RECORDS FOR PROCESSING:
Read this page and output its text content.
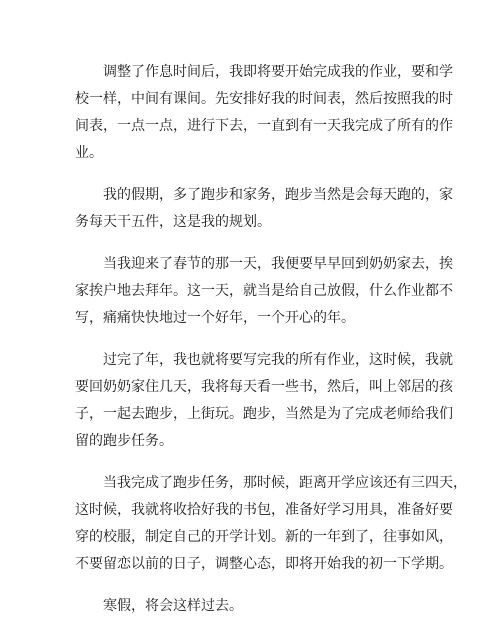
调整了作息时间后，我即将要开始完成我的作业，要和学
校一样，中间有课间。先安排好我的时间表，然后按照我的时
间表，一点一点，进行下去，一直到有一天我完成了所有的作
业。

我的假期，多了跑步和家务，跑步当然是会每天跑的，家
务每天干五件，这是我的规划。

当我迎来了春节的那一天，我便要早早回到奶奶家去，挨
家挨户地去拜年。这一天，就当是给自己放假，什么作业都不
写，痛痛快快地过一个好年，一个开心的年。

过完了年，我也就将要写完我的所有作业，这时候，我就
要回奶奶家住几天，我将每天看一些书，然后，叫上邻居的孩
子，一起去跑步，上街玩。跑步，当然是为了完成老师给我们
留的跑步任务。

当我完成了跑步任务，那时候，距离开学应该还有三四天，
这时候，我就将收拾好我的书包，准备好学习用具，准备好要
穿的校服，制定自己的开学计划。新的一年到了，往事如风，
不要留恋以前的日子，调整心态，即将开始我的初一下学期。

寒假，将会这样过去。
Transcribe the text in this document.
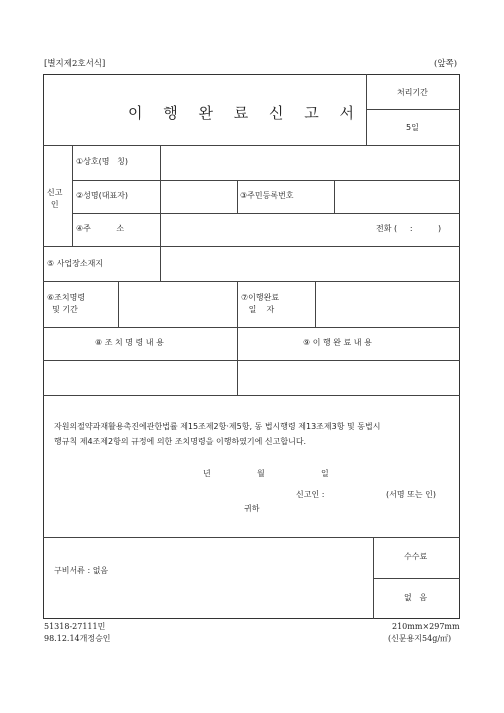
[별지제2호서식]	(앞쪽)
이 행 완 료 신 고 서
처리기간
5일
신고
인
①상호(명   칭)
②성명(대표자)	③주민등록번호
④주          소	전화 (     :          )
⑤ 사업장소재지
⑥조치명령
및 기간
⑦이행완료
일    자
⑧ 조 치 명 령 내 용	⑨ 이 행 완 료 내 용
자원의절약과재활용촉진에관한법률 제15조제2항·제5항, 동 법시행령 제13조제3항 및 동법시
행규칙 제4조제2항의 규정에 의한 조치명령을 이행하였기에 신고합니다.
년	월	일
신고인 :	(서명 또는 인)
귀하
구비서류 : 없음
수수료
없   음
51318-27111민
98.12.14개정승인
210mm×297mm
(신문용지54g/㎡)
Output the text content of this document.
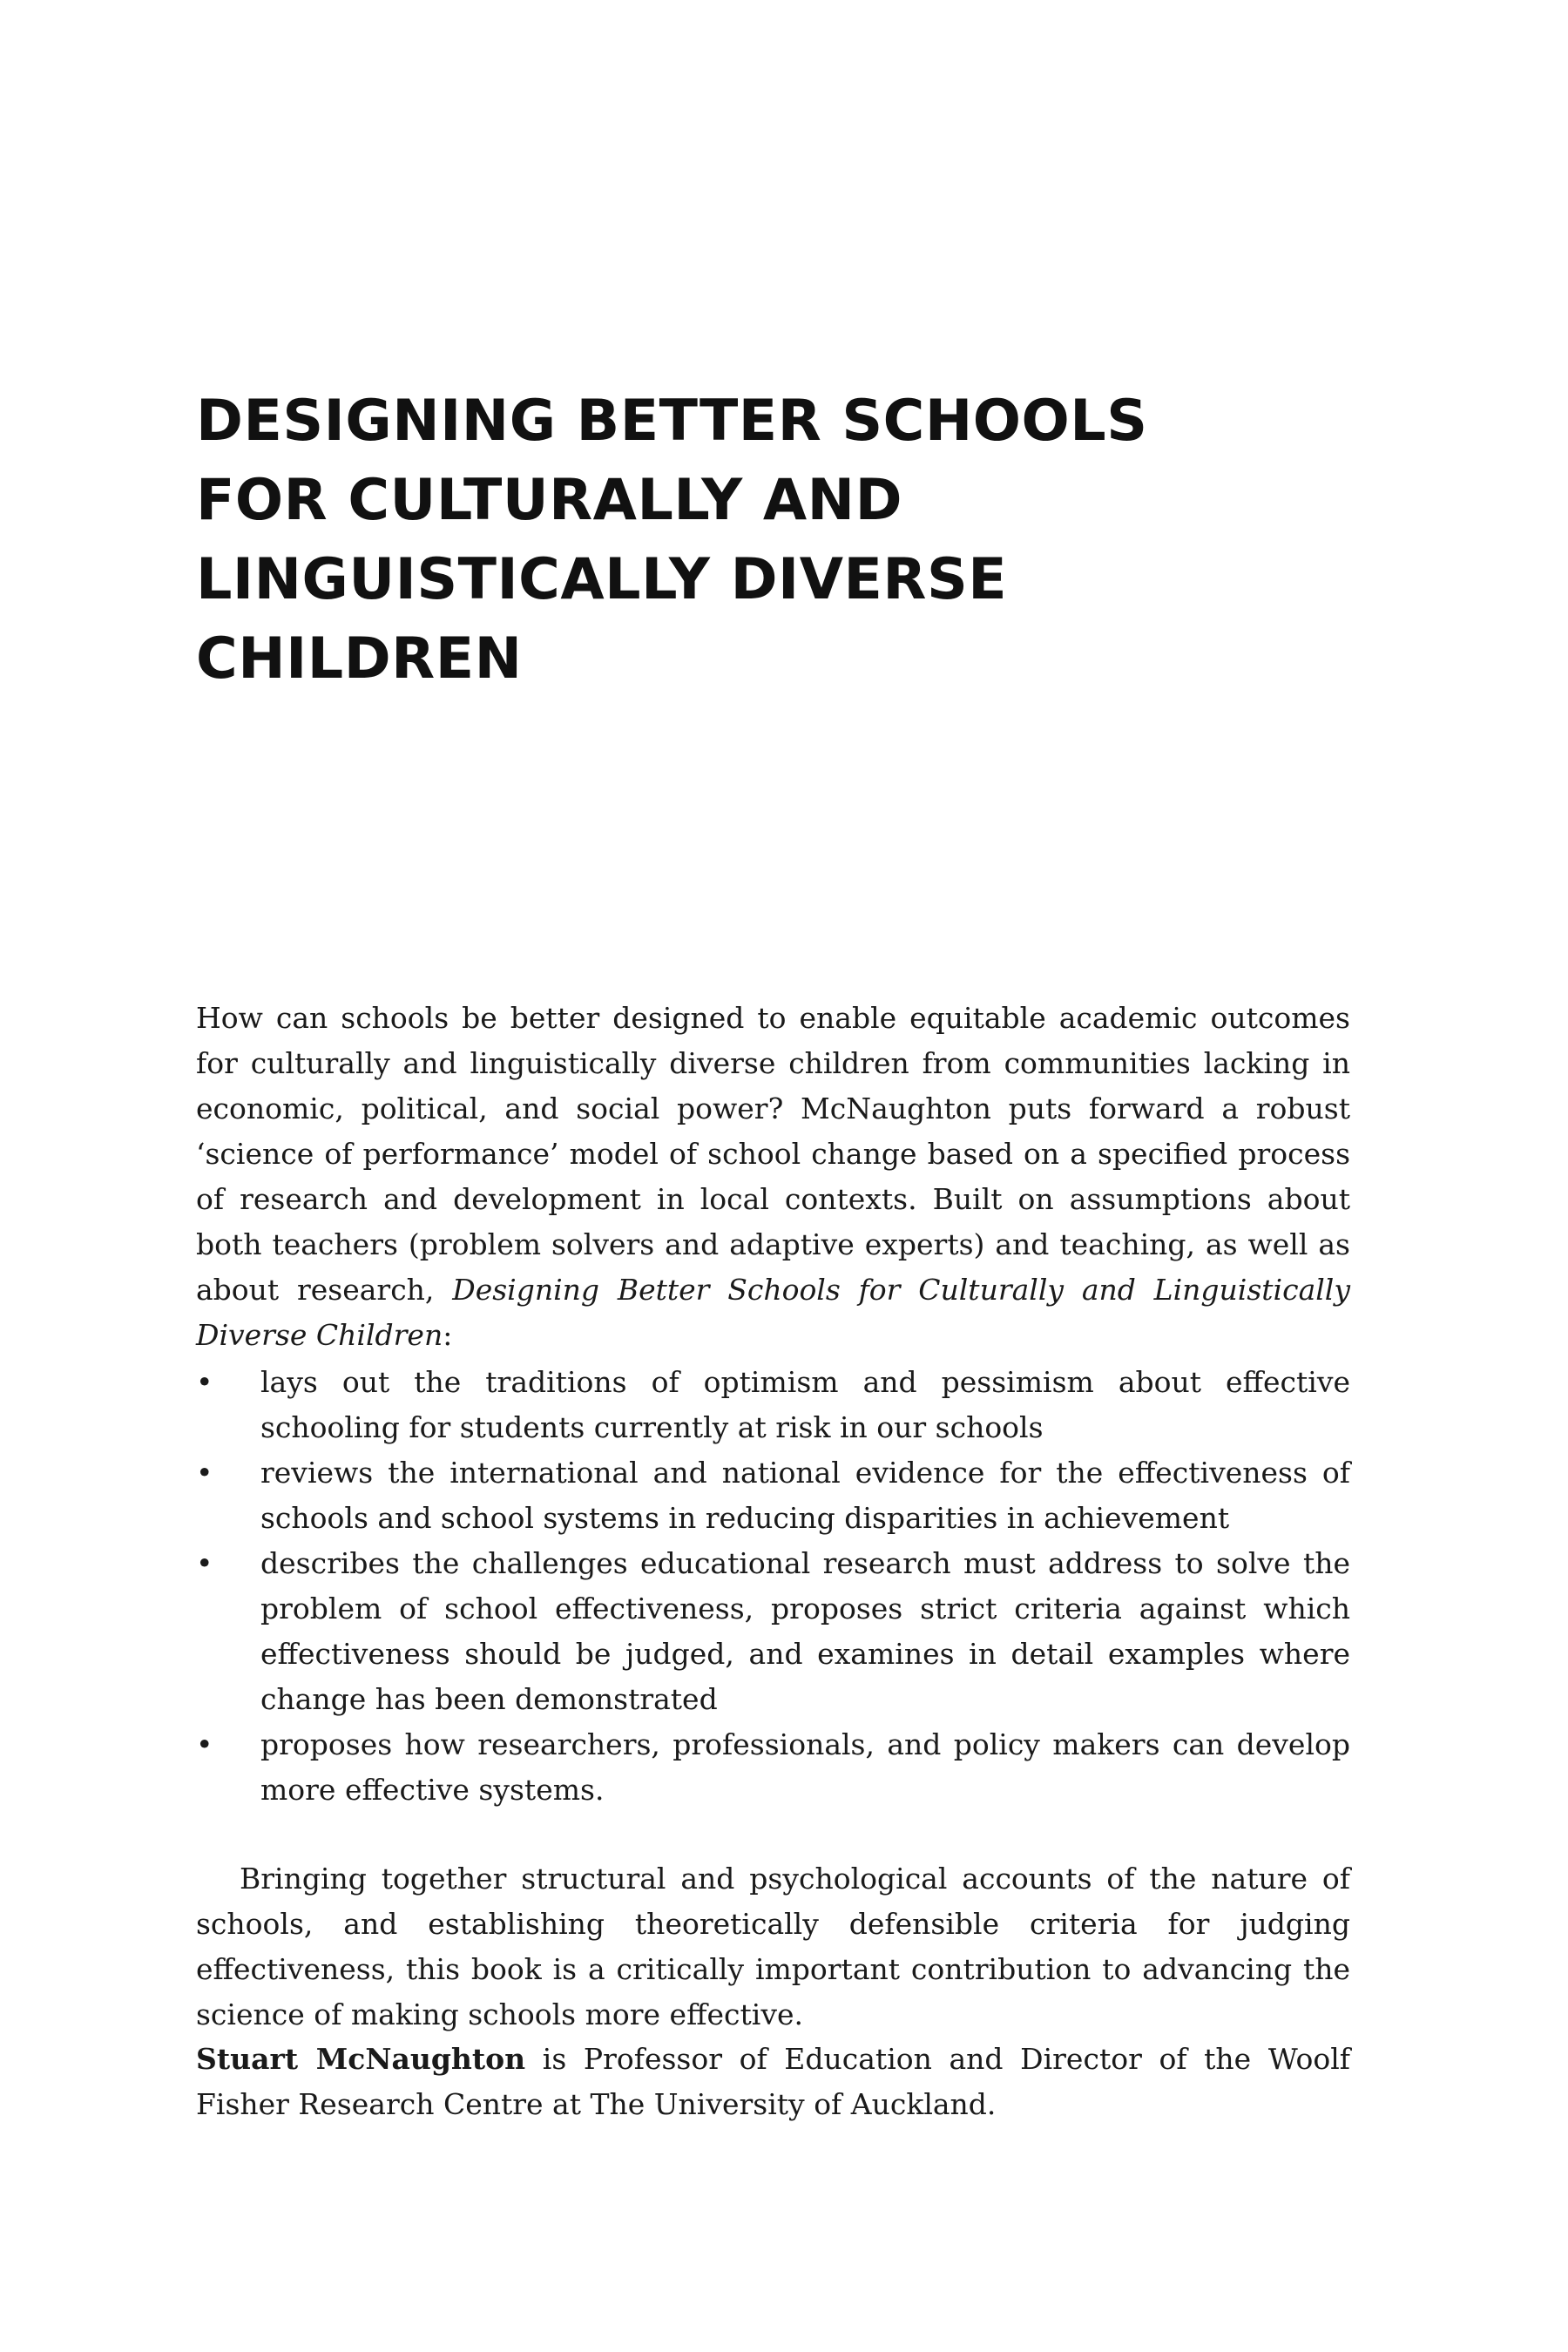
DESIGNING BETTER SCHOOLS
FOR CULTURALLY AND
LINGUISTICALLY DIVERSE
CHILDREN

How can schools be better designed to enable equitable academic outcomes for culturally and linguistically diverse children from communities lacking in economic, political, and social power? McNaughton puts forward a robust ‘science of performance’ model of school change based on a specified process of research and development in local contexts. Built on assumptions about both teachers (problem solvers and adaptive experts) and teaching, as well as about research, Designing Better Schools for Culturally and Linguistically Diverse Children:

•	lays out the traditions of optimism and pessimism about effective schooling for students currently at risk in our schools
•	reviews the international and national evidence for the effectiveness of schools and school systems in reducing disparities in achievement
•	describes the challenges educational research must address to solve the problem of school effectiveness, proposes strict criteria against which effectiveness should be judged, and examines in detail examples where change has been demonstrated
•	proposes how researchers, professionals, and policy makers can develop more effective systems.

Bringing together structural and psychological accounts of the nature of schools, and establishing theoretically defensible criteria for judging effectiveness, this book is a critically important contribution to advancing the science of making schools more effective.

Stuart McNaughton is Professor of Education and Director of the Woolf Fisher Research Centre at The University of Auckland.
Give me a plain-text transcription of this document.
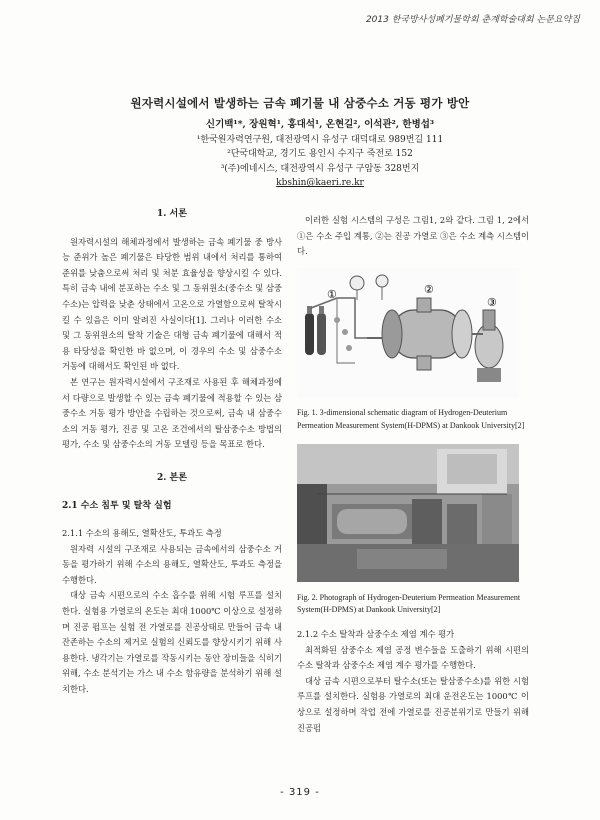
2013 한국방사성폐기물학회 춘계학술대회 논문요약집
원자력시설에서 발생하는 금속 폐기물 내 삼중수소 거동 평가 방안
신기백¹*, 장원혁¹, 홍대석¹, 온현길², 이석관², 한병섭³
¹한국원자력연구원, 대전광역시 유성구 대덕대로 989번길 111
²단국대학교, 경기도 용인시 수지구 죽전로 152
³(주)에네시스, 대전광역시 유성구 구암동 328번지
kbshin@kaeri.re.kr
1. 서론

원자력시설의 해체과정에서 발생하는 금속 폐기물 중 방사능 준위가 높은 폐기물은 타당한 범위 내에서 처리를 통하여 준위를 낮춤으로써 처리 및 처분 효율성을 향상시킬 수 있다. 특히 금속 내에 분포하는 수소 및 그 동위원소(중수소 및 삼중수소)는 압력을 낮춘 상태에서 고온으로 가열함으로써 탈착시킬 수 있음은 이미 알려진 사실이다[1]. 그러나 이러한 수소 및 그 동위원소의 탈착 기술은 대형 금속 폐기물에 대해서 적용 타당성을 확인한 바 없으며, 이 경우의 수소 및 삼중수소 거동에 대해서도 확인된 바 없다.

본 연구는 원자력시설에서 구조재로 사용된 후 해체과정에서 다량으로 발생할 수 있는 금속 폐기물에 적용할 수 있는 삼중수소 거동 평가 방안을 수립하는 것으로써, 금속 내 삼중수소의 거동 평가, 진공 및 고온 조건에서의 탈삼중수소 방법의 평가, 수소 및 삼중수소의 거동 모델링 등을 목표로 한다.

2. 본론
2.1 수소 침투 및 탈착 실험
2.1.1 수소의 용해도, 열확산도, 투과도 측정

원자력 시설의 구조재로 사용되는 금속에서의 삼중수소 거동을 평가하기 위해 수소의 용해도, 열확산도, 투과도 측정을 수행한다.

대상 금속 시편으로의 수소 흡수를 위해 시험 루프를 설치한다. 실험용 가열로의 온도는 최대 1000℃ 이상으로 설정하며 진공 펌프는 실험 전 가열로를 진공상태로 만들어 금속 내 잔존하는 수소의 제거로 실험의 신뢰도를 향상시키기 위해 사용한다. 냉각기는 가열로를 작동시키는 동안 장비들을 식히기 위해, 수소 분석기는 가스 내 수소 함유량을 분석하기 위해 설치한다.

이러한 실험 시스템의 구성은 그림1, 2와 같다. 그림 1, 2에서 ①은 수소 주입 계통, ②는 진공 가열로 ③은 수소 계측 시스템이다.

①	②
③
Fig. 1. 3-dimensional schematic diagram of Hydrogen-Deuterium Permeation Measurement System(H-DPMS) at Dankook University[2]
Fig. 2. Photograph of Hydrogen-Deuterium Permeation Measurement System(H-DPMS) at Dankook University[2]
2.1.2 수소 탈착과 삼중수소 제염 계수 평가

최적화된 삼중수소 제염 공정 변수들을 도출하기 위해 시편의 수소 탈착과 삼중수소 제염 계수 평가를 수행한다.

대상 금속 시편으로부터 탈수소(또는 탈삼중수소)를 위한 시험 루프를 설치한다. 실험용 가열로의 최대 운전온도는 1000℃ 이상으로 설정하며 작업 전에 가열로를 진공분위기로 만들기 위해 진공펌

- 319 -
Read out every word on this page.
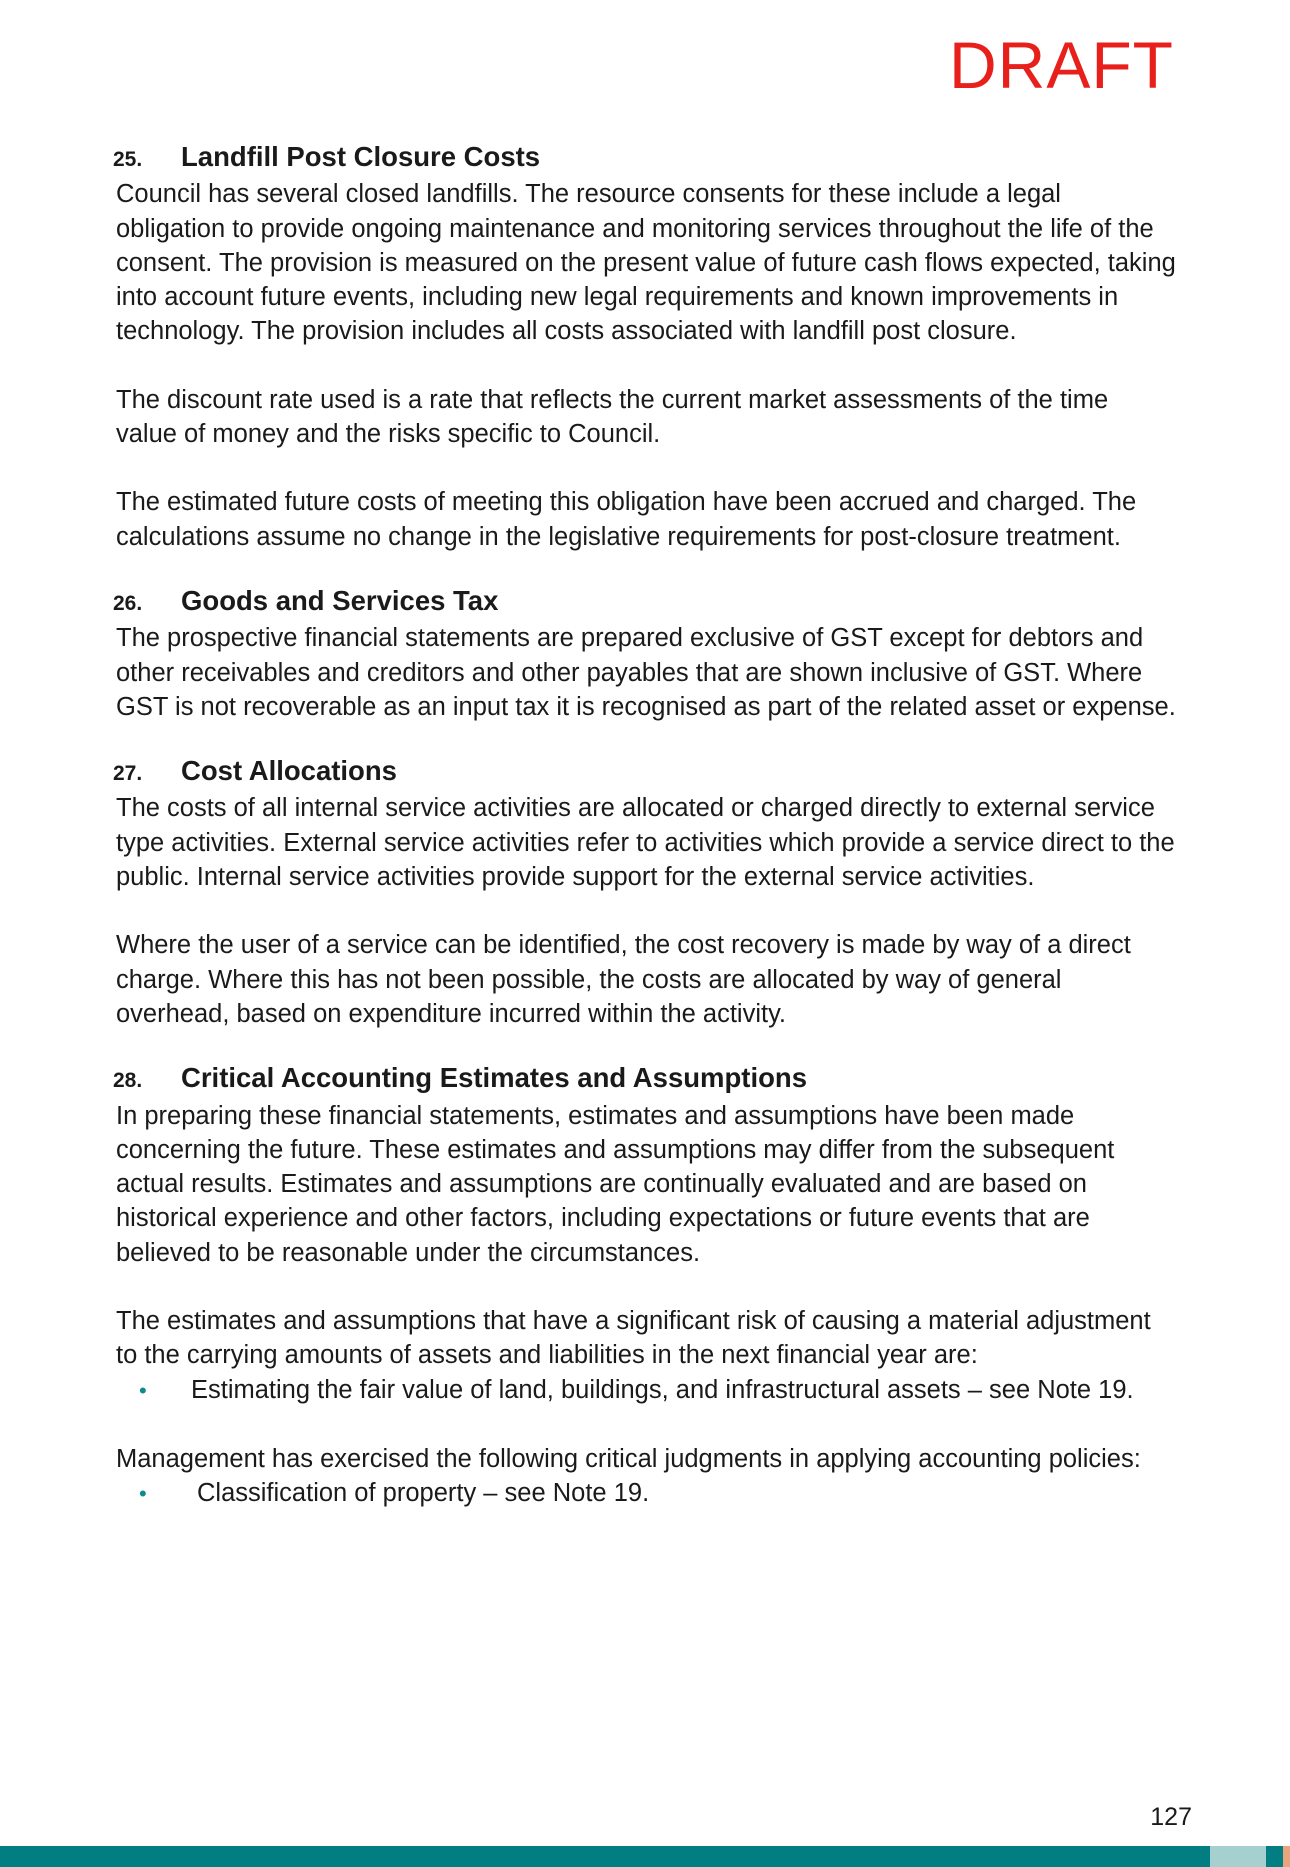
DRAFT
25.	Landfill Post Closure Costs

Council has several closed landfills. The resource consents for these include a legal obligation to provide ongoing maintenance and monitoring services throughout the life of the consent. The provision is measured on the present value of future cash flows expected, taking into account future events, including new legal requirements and known improvements in technology. The provision includes all costs associated with landfill post closure.

The discount rate used is a rate that reflects the current market assessments of the time value of money and the risks specific to Council.

The estimated future costs of meeting this obligation have been accrued and charged. The calculations assume no change in the legislative requirements for post-closure treatment.

26.	Goods and Services Tax

The prospective financial statements are prepared exclusive of GST except for debtors and other receivables and creditors and other payables that are shown inclusive of GST. Where GST is not recoverable as an input tax it is recognised as part of the related asset or expense.

27.	Cost Allocations

The costs of all internal service activities are allocated or charged directly to external service type activities. External service activities refer to activities which provide a service direct to the public. Internal service activities provide support for the external service activities.

Where the user of a service can be identified, the cost recovery is made by way of a direct charge. Where this has not been possible, the costs are allocated by way of general overhead, based on expenditure incurred within the activity.

28.	Critical Accounting Estimates and Assumptions

In preparing these financial statements, estimates and assumptions have been made concerning the future. These estimates and assumptions may differ from the subsequent actual results. Estimates and assumptions are continually evaluated and are based on historical experience and other factors, including expectations or future events that are believed to be reasonable under the circumstances.

The estimates and assumptions that have a significant risk of causing a material adjustment to the carrying amounts of assets and liabilities in the next financial year are:

•	Estimating the fair value of land, buildings, and infrastructural assets – see Note 19.

Management has exercised the following critical judgments in applying accounting policies:

•	Classification of property – see Note 19.
127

TO DO:
Locate the word "future" in the data above. Copy every line carrying it.

CORRECT ANSWER:
Council has several closed landfills. The resource consents for these include a legal obligation to provide ongoing maintenance and monitoring services throughout the life of the consent. The provision is measured on the present value of future cash flows expected, taking into account future events, including new legal requirements and known improvements in technology. The provision includes all costs associated with landfill post closure.
The estimated future costs of meeting this obligation have been accrued and charged. The calculations assume no change in the legislative requirements for post-closure treatment.
In preparing these financial statements, estimates and assumptions have been made concerning the future. These estimates and assumptions may differ from the subsequent actual results. Estimates and assumptions are continually evaluated and are based on historical experience and other factors, including expectations or future events that are believed to be reasonable under the circumstances.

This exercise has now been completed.